STATED PROBLEM
Return every line of the records below verbatim, with no pictures in the copy.

Saved data entries
◆ ◆ ◆
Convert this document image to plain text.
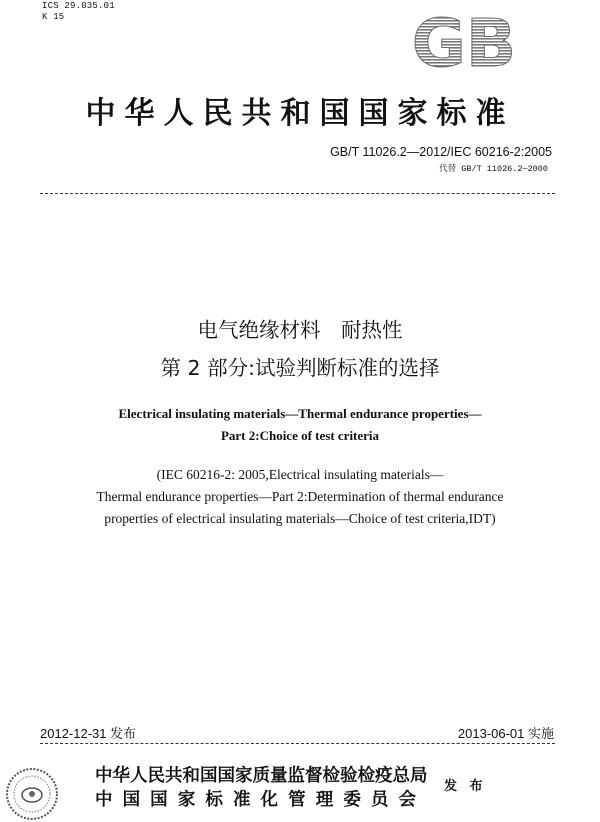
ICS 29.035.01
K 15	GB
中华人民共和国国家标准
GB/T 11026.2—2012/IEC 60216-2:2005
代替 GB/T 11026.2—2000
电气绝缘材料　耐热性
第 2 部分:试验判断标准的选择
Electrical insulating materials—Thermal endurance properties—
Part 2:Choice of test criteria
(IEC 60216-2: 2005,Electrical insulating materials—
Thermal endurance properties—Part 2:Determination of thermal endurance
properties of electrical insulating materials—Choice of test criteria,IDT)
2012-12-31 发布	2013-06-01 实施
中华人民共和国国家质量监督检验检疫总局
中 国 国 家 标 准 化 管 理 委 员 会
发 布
◆ ◆ ◆
REPLY TO THE TASK
Convert this document image to plain text.
ICS 29.035.01
K 15	GB
中华人民共和国国家标准
GB/T 11026.2—2012/IEC 60216-2:2005
代替 GB/T 11026.2—2000
电气绝缘材料　耐热性
第 2 部分:试验判断标准的选择
Electrical insulating materials—Thermal endurance properties—
Part 2:Choice of test criteria
(IEC 60216-2: 2005,Electrical insulating materials—
Thermal endurance properties—Part 2:Determination of thermal endurance
properties of electrical insulating materials—Choice of test criteria,IDT)
2012-12-31 发布	2013-06-01 实施
中华人民共和国国家质量监督检验检疫总局
中 国 国 家 标 准 化 管 理 委 员 会
发 布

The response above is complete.